Find each line containing the string "document". Copy it.

[Collected data]
□ □ □ □ □ □ □

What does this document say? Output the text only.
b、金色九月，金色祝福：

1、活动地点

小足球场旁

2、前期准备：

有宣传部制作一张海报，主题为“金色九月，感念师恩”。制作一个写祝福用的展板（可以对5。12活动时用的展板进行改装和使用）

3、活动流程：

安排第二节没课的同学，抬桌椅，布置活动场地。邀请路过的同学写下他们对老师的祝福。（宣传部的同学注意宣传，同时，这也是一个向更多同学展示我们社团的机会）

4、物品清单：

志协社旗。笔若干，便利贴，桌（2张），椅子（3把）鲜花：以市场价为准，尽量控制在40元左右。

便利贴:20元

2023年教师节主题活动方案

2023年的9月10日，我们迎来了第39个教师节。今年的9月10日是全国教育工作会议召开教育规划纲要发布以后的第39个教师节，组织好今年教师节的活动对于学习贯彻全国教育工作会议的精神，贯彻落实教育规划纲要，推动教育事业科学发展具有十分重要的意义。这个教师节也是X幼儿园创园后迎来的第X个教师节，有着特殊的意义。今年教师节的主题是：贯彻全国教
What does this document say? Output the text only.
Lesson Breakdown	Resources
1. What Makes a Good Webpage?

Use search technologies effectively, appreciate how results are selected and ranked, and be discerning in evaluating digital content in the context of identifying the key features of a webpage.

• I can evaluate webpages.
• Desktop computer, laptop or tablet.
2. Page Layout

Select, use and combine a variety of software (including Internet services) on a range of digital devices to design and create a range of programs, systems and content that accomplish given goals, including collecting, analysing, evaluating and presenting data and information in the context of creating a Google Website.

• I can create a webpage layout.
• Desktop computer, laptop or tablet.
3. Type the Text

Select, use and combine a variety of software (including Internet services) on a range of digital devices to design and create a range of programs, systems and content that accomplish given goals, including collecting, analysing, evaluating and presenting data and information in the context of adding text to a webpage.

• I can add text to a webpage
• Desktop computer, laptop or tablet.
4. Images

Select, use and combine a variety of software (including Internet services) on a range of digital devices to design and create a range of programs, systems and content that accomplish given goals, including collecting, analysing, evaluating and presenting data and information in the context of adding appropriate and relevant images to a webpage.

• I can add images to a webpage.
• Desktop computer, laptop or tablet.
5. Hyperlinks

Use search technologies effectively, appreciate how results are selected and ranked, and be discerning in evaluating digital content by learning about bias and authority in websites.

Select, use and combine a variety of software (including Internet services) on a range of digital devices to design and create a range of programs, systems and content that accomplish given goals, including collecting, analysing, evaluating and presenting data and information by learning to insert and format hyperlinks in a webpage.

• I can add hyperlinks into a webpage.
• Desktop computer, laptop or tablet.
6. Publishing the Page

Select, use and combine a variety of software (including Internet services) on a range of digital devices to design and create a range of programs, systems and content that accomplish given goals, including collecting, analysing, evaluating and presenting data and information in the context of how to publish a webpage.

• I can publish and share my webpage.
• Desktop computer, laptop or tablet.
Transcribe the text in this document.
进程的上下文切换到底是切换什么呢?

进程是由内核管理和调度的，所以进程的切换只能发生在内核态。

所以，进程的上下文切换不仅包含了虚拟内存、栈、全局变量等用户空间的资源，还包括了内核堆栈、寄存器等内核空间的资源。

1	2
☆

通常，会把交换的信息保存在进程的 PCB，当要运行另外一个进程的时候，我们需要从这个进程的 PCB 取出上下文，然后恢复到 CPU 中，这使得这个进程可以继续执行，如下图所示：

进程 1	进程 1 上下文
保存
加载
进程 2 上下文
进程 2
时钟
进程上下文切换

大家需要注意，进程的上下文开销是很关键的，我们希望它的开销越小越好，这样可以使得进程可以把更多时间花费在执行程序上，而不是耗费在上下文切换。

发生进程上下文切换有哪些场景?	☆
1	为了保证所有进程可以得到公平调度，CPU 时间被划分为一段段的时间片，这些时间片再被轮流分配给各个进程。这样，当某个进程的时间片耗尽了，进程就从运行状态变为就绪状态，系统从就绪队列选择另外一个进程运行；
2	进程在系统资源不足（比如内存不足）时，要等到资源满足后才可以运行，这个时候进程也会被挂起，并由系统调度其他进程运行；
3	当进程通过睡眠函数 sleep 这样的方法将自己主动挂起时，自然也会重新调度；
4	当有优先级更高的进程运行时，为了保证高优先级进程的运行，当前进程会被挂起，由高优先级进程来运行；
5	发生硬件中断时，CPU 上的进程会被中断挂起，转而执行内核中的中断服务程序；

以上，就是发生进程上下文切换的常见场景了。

□ □ □ □ □ □ □

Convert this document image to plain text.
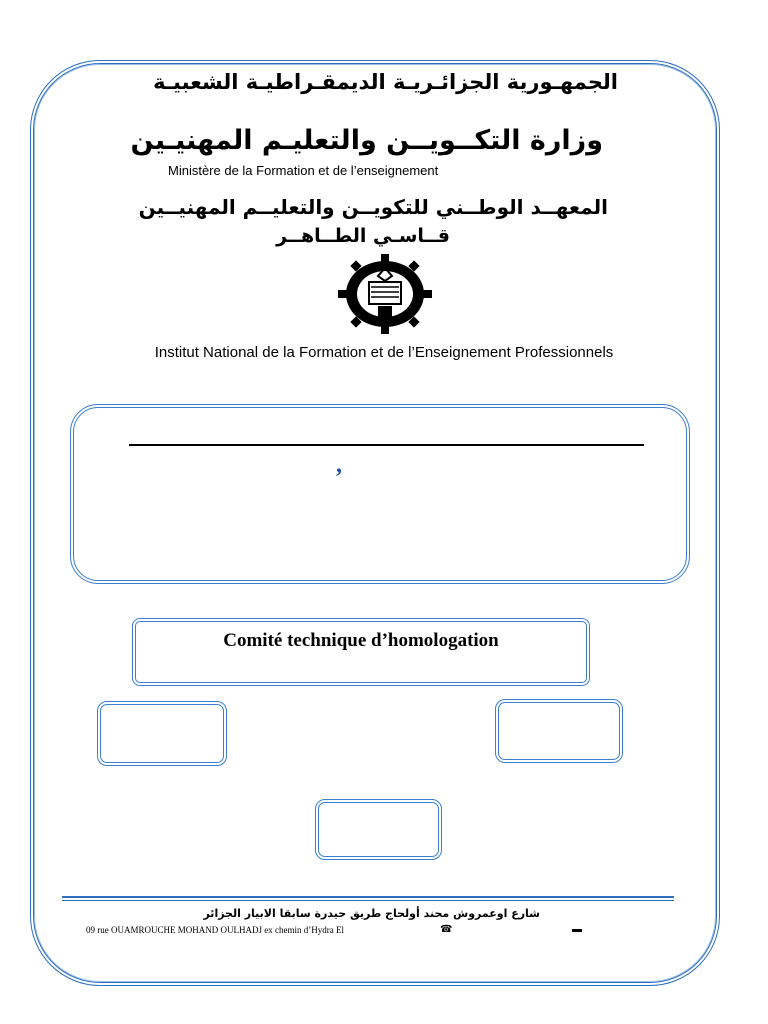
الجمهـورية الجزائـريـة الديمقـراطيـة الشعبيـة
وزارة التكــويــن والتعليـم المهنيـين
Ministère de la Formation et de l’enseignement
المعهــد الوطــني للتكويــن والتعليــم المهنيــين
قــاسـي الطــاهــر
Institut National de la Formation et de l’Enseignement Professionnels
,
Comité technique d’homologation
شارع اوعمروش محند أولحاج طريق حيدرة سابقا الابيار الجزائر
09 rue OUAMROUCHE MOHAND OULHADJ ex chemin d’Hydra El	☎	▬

□ □ □ □ □ □ □

## Finished answer
What does this document say? Output the text only.
What does this document say? Output the text only.
Transcribe the text in this document.
Convert this document image to plain text.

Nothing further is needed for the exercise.